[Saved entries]
----

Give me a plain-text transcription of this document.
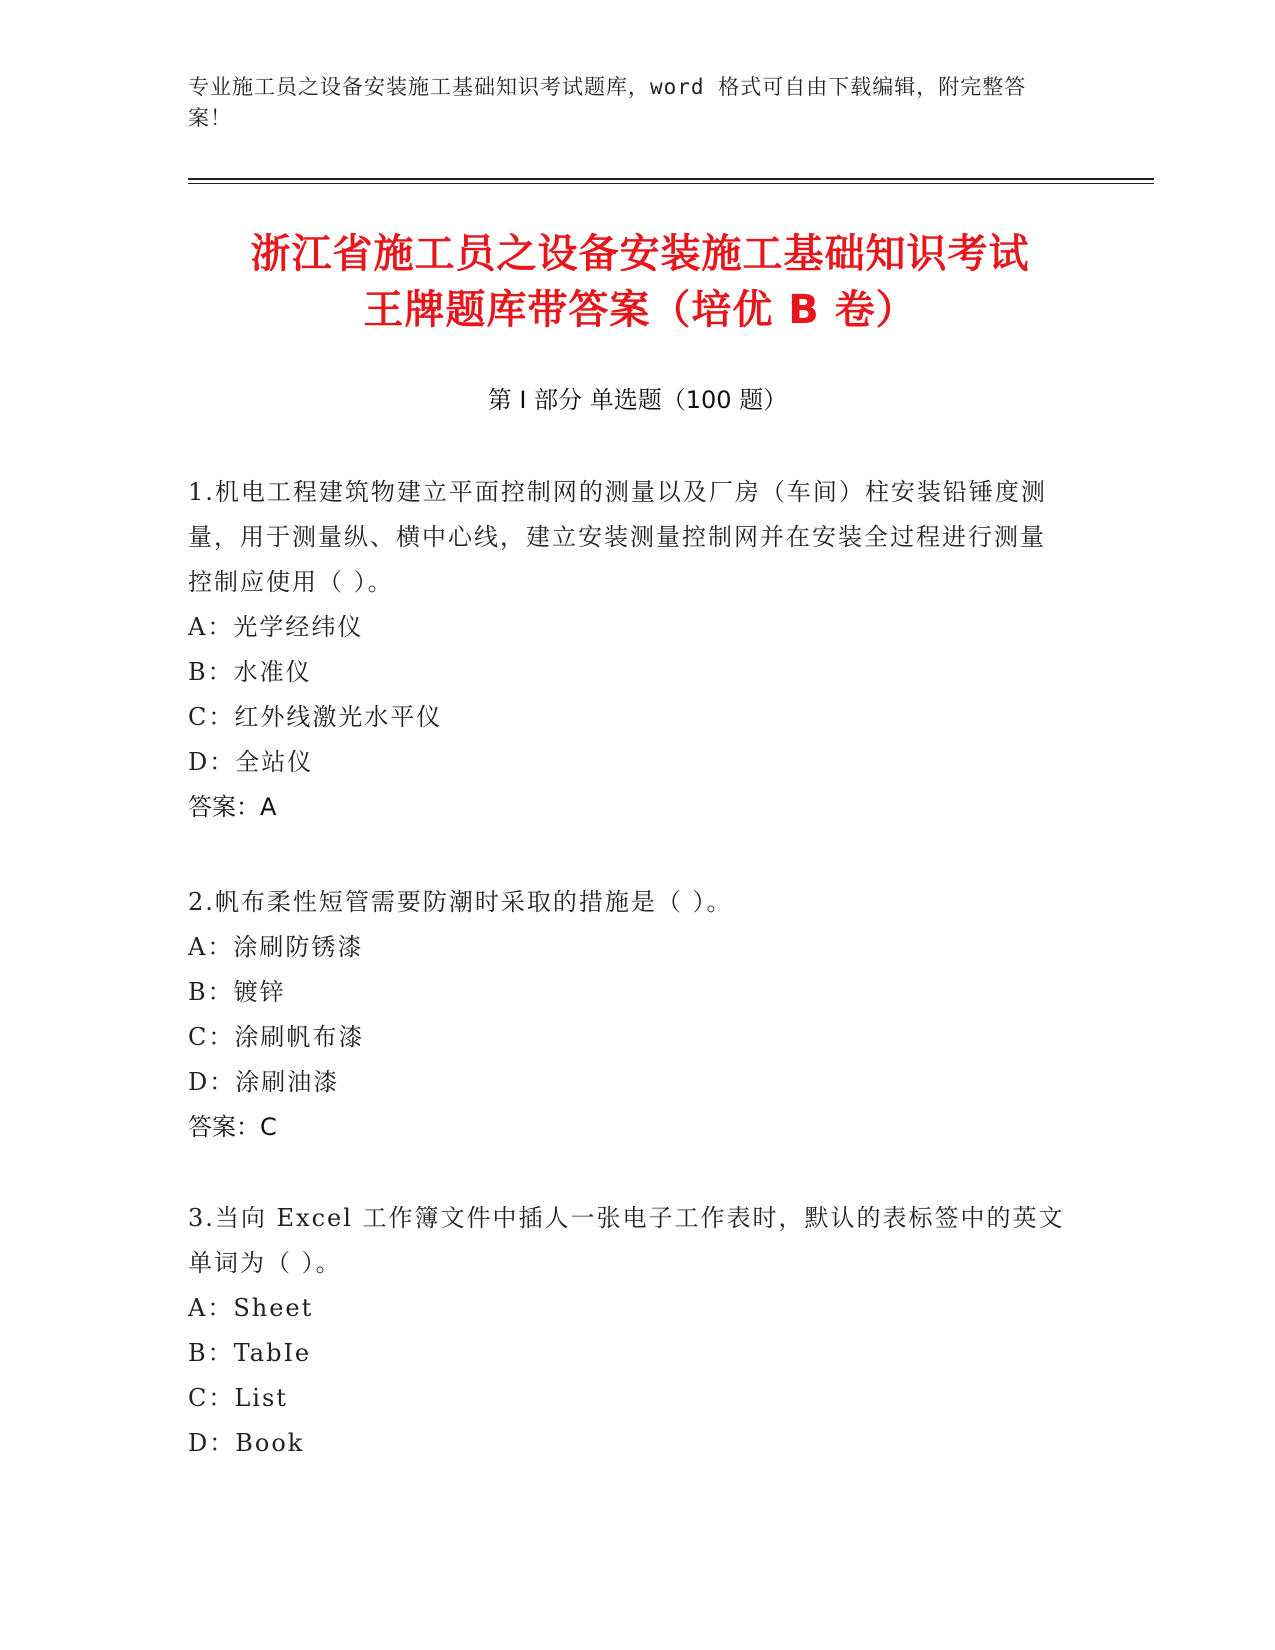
专业施工员之设备安装施工基础知识考试题库，word 格式可自由下载编辑，附完整答案！
浙江省施工员之设备安装施工基础知识考试
王牌题库带答案（培优 B 卷）
第 I 部分 单选题（100 题）
1.机电工程建筑物建立平面控制网的测量以及厂房（车间）柱安装铅锤度测量，用于测量纵、横中心线，建立安装测量控制网并在安装全过程进行测量控制应使用（ ）。
A：光学经纬仪
B：水准仪
C：红外线激光水平仪
D：全站仪
答案：A
2.帆布柔性短管需要防潮时采取的措施是（ ）。
A：涂刷防锈漆
B：镀锌
C：涂刷帆布漆
D：涂刷油漆
答案：C
3.当向 Excel 工作簿文件中插人一张电子工作表时，默认的表标签中的英文单词为（ ）。
A：Sheet
B：TabIe
C：List
D：Book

----

— THE REQUEST —
Your task is to copy the entries in full and exactly, without any images.

— TASK RESULT —
Give me a plain-text transcription of this document.
专业施工员之设备安装施工基础知识考试题库，word 格式可自由下载编辑，附完整答案！
浙江省施工员之设备安装施工基础知识考试
王牌题库带答案（培优 B 卷）
第 I 部分 单选题（100 题）
1.机电工程建筑物建立平面控制网的测量以及厂房（车间）柱安装铅锤度测量，用于测量纵、横中心线，建立安装测量控制网并在安装全过程进行测量控制应使用（ ）。
A：光学经纬仪
B：水准仪
C：红外线激光水平仪
D：全站仪
答案：A
2.帆布柔性短管需要防潮时采取的措施是（ ）。
A：涂刷防锈漆
B：镀锌
C：涂刷帆布漆
D：涂刷油漆
答案：C
3.当向 Excel 工作簿文件中插人一张电子工作表时，默认的表标签中的英文单词为（ ）。
A：Sheet
B：TabIe
C：List
D：Book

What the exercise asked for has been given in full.